▶ _YOUR OBJECTIVE_: Copy out the line containing "Extract all readable text from this page." and each line after it, through the last one in the material, exactly as written.

Source records
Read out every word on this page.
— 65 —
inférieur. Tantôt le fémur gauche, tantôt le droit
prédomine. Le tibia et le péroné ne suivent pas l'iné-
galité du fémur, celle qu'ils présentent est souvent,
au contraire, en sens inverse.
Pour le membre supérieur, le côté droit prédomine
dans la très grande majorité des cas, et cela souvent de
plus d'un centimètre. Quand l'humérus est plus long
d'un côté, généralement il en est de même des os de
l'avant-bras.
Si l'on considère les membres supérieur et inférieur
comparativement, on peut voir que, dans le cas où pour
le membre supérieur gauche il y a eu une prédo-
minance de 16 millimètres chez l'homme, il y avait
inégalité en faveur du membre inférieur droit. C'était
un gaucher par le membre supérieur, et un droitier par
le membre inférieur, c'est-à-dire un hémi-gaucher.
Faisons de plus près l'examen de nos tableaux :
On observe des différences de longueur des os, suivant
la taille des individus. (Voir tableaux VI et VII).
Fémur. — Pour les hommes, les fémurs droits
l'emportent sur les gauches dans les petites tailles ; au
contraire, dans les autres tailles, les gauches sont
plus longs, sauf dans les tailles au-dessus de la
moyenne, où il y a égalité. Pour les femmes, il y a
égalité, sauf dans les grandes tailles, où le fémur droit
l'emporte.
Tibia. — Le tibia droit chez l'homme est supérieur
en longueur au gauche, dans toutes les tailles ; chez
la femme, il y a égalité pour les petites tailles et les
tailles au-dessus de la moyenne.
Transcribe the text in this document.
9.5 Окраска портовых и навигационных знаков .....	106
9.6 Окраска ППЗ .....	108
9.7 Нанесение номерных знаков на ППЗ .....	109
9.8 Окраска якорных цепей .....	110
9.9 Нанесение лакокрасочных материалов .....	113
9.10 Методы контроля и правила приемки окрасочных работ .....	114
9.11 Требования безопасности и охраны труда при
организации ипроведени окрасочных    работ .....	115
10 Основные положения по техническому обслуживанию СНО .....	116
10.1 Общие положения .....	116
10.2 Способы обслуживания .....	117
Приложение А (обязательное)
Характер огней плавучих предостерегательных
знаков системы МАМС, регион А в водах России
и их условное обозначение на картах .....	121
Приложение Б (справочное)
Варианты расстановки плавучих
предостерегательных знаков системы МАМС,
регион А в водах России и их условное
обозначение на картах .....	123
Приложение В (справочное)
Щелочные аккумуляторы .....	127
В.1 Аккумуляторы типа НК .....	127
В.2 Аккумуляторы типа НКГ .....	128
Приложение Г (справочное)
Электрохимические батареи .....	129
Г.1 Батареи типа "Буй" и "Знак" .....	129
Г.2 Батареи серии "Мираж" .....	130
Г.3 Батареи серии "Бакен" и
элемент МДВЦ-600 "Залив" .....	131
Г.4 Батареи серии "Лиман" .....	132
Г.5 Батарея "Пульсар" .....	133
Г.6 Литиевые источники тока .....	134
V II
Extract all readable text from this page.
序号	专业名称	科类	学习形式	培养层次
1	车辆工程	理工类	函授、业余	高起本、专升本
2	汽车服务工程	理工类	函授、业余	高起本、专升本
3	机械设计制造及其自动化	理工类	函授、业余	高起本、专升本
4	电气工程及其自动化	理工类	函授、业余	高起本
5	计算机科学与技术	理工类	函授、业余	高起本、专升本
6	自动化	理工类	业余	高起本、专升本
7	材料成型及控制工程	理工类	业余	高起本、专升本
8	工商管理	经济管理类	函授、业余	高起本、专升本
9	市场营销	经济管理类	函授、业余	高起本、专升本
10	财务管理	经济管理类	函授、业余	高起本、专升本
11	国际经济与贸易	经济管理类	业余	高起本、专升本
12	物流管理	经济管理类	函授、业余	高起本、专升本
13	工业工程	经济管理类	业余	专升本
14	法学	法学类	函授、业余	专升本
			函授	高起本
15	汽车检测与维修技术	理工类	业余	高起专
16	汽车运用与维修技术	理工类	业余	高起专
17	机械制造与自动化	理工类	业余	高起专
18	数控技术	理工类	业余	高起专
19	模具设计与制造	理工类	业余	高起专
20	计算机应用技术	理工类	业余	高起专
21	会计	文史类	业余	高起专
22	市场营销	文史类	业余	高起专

▶ _SOLUTION TO THE PROBLEM_:
Extract all readable text from this page.
序号	专业名称	科类	学习形式	培养层次
1	车辆工程	理工类	函授、业余	高起本、专升本
2	汽车服务工程	理工类	函授、业余	高起本、专升本
3	机械设计制造及其自动化	理工类	函授、业余	高起本、专升本
4	电气工程及其自动化	理工类	函授、业余	高起本
5	计算机科学与技术	理工类	函授、业余	高起本、专升本
6	自动化	理工类	业余	高起本、专升本
7	材料成型及控制工程	理工类	业余	高起本、专升本
8	工商管理	经济管理类	函授、业余	高起本、专升本
9	市场营销	经济管理类	函授、业余	高起本、专升本
10	财务管理	经济管理类	函授、业余	高起本、专升本
11	国际经济与贸易	经济管理类	业余	高起本、专升本
12	物流管理	经济管理类	函授、业余	高起本、专升本
13	工业工程	经济管理类	业余	专升本
14	法学	法学类	函授、业余	专升本
			函授	高起本
15	汽车检测与维修技术	理工类	业余	高起专
16	汽车运用与维修技术	理工类	业余	高起专
17	机械制造与自动化	理工类	业余	高起专
18	数控技术	理工类	业余	高起专
19	模具设计与制造	理工类	业余	高起专
20	计算机应用技术	理工类	业余	高起专
21	会计	文史类	业余	高起专
22	市场营销	文史类	业余	高起专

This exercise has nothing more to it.